*GIVEN INSTRUCTION:*
Extract all lines from the data beneath that include the word "JSON".

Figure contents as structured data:
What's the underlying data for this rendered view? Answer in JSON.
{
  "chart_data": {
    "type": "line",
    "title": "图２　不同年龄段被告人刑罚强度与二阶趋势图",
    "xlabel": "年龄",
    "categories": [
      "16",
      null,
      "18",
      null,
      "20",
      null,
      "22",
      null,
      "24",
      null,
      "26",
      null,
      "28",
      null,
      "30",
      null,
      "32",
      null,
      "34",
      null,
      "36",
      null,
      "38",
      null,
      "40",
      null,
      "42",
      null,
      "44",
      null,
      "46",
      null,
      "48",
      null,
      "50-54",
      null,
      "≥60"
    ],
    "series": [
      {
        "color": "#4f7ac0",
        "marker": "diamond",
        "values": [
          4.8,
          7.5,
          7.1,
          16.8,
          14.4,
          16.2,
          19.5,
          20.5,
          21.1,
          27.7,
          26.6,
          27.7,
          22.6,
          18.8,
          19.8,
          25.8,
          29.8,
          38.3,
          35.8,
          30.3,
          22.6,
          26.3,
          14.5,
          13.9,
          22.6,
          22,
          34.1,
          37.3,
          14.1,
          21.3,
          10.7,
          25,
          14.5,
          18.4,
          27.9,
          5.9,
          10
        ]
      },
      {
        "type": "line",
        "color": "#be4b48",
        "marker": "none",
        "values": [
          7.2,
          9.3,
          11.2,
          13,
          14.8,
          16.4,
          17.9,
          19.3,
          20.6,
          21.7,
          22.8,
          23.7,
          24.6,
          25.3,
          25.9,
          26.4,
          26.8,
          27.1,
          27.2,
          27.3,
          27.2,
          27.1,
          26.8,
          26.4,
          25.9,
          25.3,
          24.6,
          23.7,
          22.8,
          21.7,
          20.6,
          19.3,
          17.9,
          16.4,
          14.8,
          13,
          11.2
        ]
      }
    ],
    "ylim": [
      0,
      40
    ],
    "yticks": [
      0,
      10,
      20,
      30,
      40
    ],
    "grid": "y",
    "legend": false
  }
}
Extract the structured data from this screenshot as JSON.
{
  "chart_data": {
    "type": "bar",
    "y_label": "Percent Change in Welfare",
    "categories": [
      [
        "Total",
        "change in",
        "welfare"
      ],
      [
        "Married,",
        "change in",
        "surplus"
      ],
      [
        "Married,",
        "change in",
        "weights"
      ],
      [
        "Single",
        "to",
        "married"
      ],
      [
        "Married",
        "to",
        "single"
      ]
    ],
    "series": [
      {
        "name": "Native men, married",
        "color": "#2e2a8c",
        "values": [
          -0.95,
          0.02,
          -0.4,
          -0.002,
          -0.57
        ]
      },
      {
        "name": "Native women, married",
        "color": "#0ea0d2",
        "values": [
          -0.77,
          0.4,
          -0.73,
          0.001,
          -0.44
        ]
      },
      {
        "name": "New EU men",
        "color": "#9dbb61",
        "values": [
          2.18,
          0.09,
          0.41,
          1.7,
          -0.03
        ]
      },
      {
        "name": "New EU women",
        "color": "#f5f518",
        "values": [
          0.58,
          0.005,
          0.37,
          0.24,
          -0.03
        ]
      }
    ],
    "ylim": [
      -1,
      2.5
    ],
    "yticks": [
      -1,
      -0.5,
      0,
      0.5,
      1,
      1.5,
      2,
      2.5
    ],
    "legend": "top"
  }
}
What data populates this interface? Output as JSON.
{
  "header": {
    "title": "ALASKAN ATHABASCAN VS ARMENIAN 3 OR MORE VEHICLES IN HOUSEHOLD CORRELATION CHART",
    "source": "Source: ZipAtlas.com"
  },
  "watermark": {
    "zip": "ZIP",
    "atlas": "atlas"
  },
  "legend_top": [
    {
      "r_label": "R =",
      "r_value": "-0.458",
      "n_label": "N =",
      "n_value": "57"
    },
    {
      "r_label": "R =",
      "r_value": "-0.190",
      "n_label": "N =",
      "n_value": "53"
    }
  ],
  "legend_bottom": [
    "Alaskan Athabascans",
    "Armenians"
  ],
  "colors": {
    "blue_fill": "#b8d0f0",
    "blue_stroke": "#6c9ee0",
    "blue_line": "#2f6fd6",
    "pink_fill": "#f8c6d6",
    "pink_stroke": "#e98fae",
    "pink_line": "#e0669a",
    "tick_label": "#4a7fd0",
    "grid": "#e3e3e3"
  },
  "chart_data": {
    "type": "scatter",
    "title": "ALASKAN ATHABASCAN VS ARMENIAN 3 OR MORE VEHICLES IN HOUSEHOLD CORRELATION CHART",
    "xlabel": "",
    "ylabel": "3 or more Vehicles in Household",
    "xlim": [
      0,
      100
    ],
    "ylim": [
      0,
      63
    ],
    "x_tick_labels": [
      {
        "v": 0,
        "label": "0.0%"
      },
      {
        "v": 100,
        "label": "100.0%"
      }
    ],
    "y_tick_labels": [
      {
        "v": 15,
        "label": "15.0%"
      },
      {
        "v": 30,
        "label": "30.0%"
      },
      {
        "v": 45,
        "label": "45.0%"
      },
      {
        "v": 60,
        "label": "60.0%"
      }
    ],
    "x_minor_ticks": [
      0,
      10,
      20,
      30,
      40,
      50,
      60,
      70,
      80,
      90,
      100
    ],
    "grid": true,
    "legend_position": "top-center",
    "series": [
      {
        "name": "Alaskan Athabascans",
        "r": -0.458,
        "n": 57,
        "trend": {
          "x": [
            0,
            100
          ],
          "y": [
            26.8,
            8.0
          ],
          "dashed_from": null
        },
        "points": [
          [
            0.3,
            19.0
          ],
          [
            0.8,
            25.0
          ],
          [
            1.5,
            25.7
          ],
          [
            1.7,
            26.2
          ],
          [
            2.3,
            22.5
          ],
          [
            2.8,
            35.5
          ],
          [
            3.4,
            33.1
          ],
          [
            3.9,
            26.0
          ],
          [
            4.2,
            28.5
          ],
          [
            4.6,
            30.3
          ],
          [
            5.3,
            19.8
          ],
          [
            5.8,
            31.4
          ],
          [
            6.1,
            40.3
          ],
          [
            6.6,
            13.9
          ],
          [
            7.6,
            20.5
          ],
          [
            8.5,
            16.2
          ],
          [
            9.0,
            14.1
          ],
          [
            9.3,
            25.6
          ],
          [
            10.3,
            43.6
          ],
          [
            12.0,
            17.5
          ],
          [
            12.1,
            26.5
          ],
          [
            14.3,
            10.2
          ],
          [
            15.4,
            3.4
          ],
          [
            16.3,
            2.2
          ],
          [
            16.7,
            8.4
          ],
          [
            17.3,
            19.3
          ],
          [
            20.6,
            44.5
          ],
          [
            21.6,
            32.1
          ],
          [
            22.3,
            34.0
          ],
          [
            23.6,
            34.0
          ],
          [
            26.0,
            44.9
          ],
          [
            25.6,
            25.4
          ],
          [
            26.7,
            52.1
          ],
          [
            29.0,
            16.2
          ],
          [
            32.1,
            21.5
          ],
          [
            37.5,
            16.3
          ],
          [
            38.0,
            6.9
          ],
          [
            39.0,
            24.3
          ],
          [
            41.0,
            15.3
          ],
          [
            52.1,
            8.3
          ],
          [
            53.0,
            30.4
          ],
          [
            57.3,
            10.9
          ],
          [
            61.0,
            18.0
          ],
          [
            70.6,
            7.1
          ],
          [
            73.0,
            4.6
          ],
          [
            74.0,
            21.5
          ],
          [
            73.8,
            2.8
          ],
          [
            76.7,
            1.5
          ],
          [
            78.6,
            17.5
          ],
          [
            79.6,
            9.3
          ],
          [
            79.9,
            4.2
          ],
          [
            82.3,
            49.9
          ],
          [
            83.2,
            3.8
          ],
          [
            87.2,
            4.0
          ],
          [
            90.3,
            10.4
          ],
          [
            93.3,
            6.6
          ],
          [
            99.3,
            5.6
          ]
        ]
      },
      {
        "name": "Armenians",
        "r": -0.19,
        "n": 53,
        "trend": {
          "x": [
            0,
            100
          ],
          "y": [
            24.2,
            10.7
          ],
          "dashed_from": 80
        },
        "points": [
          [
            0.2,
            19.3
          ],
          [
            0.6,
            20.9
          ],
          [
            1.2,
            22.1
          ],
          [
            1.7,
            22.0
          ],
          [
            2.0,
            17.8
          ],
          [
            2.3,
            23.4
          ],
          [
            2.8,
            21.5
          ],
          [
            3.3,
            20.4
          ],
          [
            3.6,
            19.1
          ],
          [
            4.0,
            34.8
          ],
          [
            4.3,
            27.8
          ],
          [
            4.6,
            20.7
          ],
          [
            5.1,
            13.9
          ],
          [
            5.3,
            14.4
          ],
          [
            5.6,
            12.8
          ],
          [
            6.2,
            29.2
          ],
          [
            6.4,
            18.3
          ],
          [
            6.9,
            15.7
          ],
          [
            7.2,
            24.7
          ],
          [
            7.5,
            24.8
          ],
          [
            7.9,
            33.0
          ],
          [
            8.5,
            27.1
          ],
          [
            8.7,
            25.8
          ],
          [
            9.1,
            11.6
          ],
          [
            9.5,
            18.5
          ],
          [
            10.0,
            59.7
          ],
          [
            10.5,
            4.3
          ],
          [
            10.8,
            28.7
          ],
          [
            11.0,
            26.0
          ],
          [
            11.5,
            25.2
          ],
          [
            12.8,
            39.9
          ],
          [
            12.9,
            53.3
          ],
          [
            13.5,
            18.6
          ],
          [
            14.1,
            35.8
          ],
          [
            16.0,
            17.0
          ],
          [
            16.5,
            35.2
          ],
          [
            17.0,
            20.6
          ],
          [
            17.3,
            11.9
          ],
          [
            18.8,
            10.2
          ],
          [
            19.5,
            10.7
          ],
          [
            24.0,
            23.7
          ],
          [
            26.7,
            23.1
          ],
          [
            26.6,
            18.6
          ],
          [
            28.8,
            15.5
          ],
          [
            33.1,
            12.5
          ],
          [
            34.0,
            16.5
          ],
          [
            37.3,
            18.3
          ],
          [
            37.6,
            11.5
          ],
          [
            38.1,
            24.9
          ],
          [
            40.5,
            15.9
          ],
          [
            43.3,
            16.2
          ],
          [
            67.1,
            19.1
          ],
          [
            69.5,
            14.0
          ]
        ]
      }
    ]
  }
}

*ANSWER TO THE PROBLEM:*
What's the underlying data for this rendered view? Answer in JSON.
Extract the structured data from this screenshot as JSON.
What data populates this interface? Output as JSON.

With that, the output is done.